### Exercise objective
Without including any images, reproduce each entry exactly.

### Given information
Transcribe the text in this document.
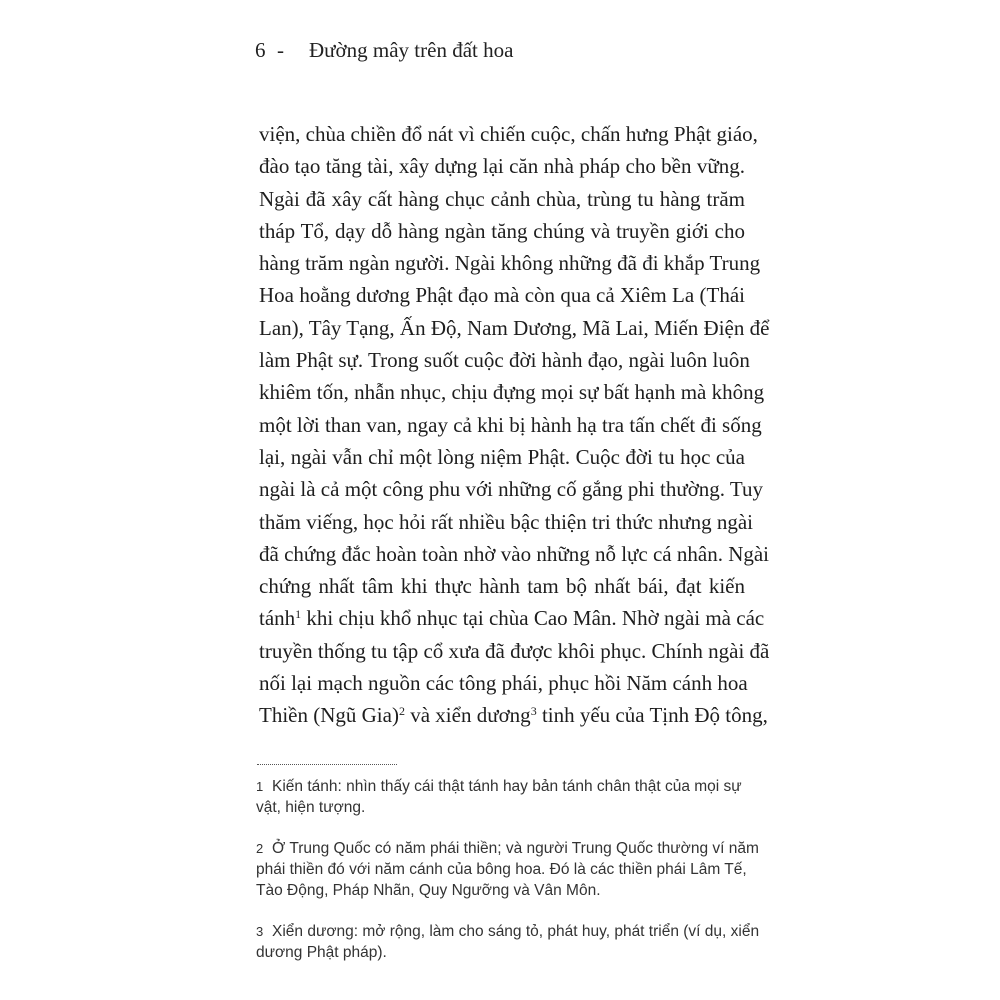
6 - Đường mây trên đất hoa
viện, chùa chiền đổ nát vì chiến cuộc, chấn hưng Phật giáo,
đào tạo tăng tài, xây dựng lại căn nhà pháp cho bền vững.
Ngài đã xây cất hàng chục cảnh chùa, trùng tu hàng trăm
tháp Tổ, dạy dỗ hàng ngàn tăng chúng và truyền giới cho
hàng trăm ngàn người. Ngài không những đã đi khắp Trung
Hoa hoằng dương Phật đạo mà còn qua cả Xiêm La (Thái
Lan), Tây Tạng, Ấn Độ, Nam Dương, Mã Lai, Miến Điện để
làm Phật sự. Trong suốt cuộc đời hành đạo, ngài luôn luôn
khiêm tốn, nhẫn nhục, chịu đựng mọi sự bất hạnh mà không
một lời than van, ngay cả khi bị hành hạ tra tấn chết đi sống
lại, ngài vẫn chỉ một lòng niệm Phật. Cuộc đời tu học của
ngài là cả một công phu với những cố gắng phi thường. Tuy
thăm viếng, học hỏi rất nhiều bậc thiện tri thức nhưng ngài
đã chứng đắc hoàn toàn nhờ vào những nỗ lực cá nhân. Ngài
chứng nhất tâm khi thực hành tam bộ nhất bái, đạt kiến
tánh$^1$ khi chịu khổ nhục tại chùa Cao Mân. Nhờ ngài mà các
truyền thống tu tập cổ xưa đã được khôi phục. Chính ngài đã
nối lại mạch nguồn các tông phái, phục hồi Năm cánh hoa
Thiền (Ngũ Gia)$^2$ và xiển dương$^3$ tinh yếu của Tịnh Độ tông,
1 Kiến tánh: nhìn thấy cái thật tánh hay bản tánh chân thật của mọi sự
vật, hiện tượng.
2 Ở Trung Quốc có năm phái thiền; và người Trung Quốc thường ví năm
phái thiền đó với năm cánh của bông hoa. Đó là các thiền phái Lâm Tế,
Tào Động, Pháp Nhãn, Quy Ngưỡng và Vân Môn.
3 Xiển dương: mở rộng, làm cho sáng tỏ, phát huy, phát triển (ví dụ, xiển
dương Phật pháp).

### The response
Transcribe the text in this document.
6 - Đường mây trên đất hoa
viện, chùa chiền đổ nát vì chiến cuộc, chấn hưng Phật giáo,
đào tạo tăng tài, xây dựng lại căn nhà pháp cho bền vững.
Ngài đã xây cất hàng chục cảnh chùa, trùng tu hàng trăm
tháp Tổ, dạy dỗ hàng ngàn tăng chúng và truyền giới cho
hàng trăm ngàn người. Ngài không những đã đi khắp Trung
Hoa hoằng dương Phật đạo mà còn qua cả Xiêm La (Thái
Lan), Tây Tạng, Ấn Độ, Nam Dương, Mã Lai, Miến Điện để
làm Phật sự. Trong suốt cuộc đời hành đạo, ngài luôn luôn
khiêm tốn, nhẫn nhục, chịu đựng mọi sự bất hạnh mà không
một lời than van, ngay cả khi bị hành hạ tra tấn chết đi sống
lại, ngài vẫn chỉ một lòng niệm Phật. Cuộc đời tu học của
ngài là cả một công phu với những cố gắng phi thường. Tuy
thăm viếng, học hỏi rất nhiều bậc thiện tri thức nhưng ngài
đã chứng đắc hoàn toàn nhờ vào những nỗ lực cá nhân. Ngài
chứng nhất tâm khi thực hành tam bộ nhất bái, đạt kiến
tánh$^1$ khi chịu khổ nhục tại chùa Cao Mân. Nhờ ngài mà các
truyền thống tu tập cổ xưa đã được khôi phục. Chính ngài đã
nối lại mạch nguồn các tông phái, phục hồi Năm cánh hoa
Thiền (Ngũ Gia)$^2$ và xiển dương$^3$ tinh yếu của Tịnh Độ tông,
1 Kiến tánh: nhìn thấy cái thật tánh hay bản tánh chân thật của mọi sự
vật, hiện tượng.
2 Ở Trung Quốc có năm phái thiền; và người Trung Quốc thường ví năm
phái thiền đó với năm cánh của bông hoa. Đó là các thiền phái Lâm Tế,
Tào Động, Pháp Nhãn, Quy Ngưỡng và Vân Môn.
3 Xiển dương: mở rộng, làm cho sáng tỏ, phát huy, phát triển (ví dụ, xiển
dương Phật pháp).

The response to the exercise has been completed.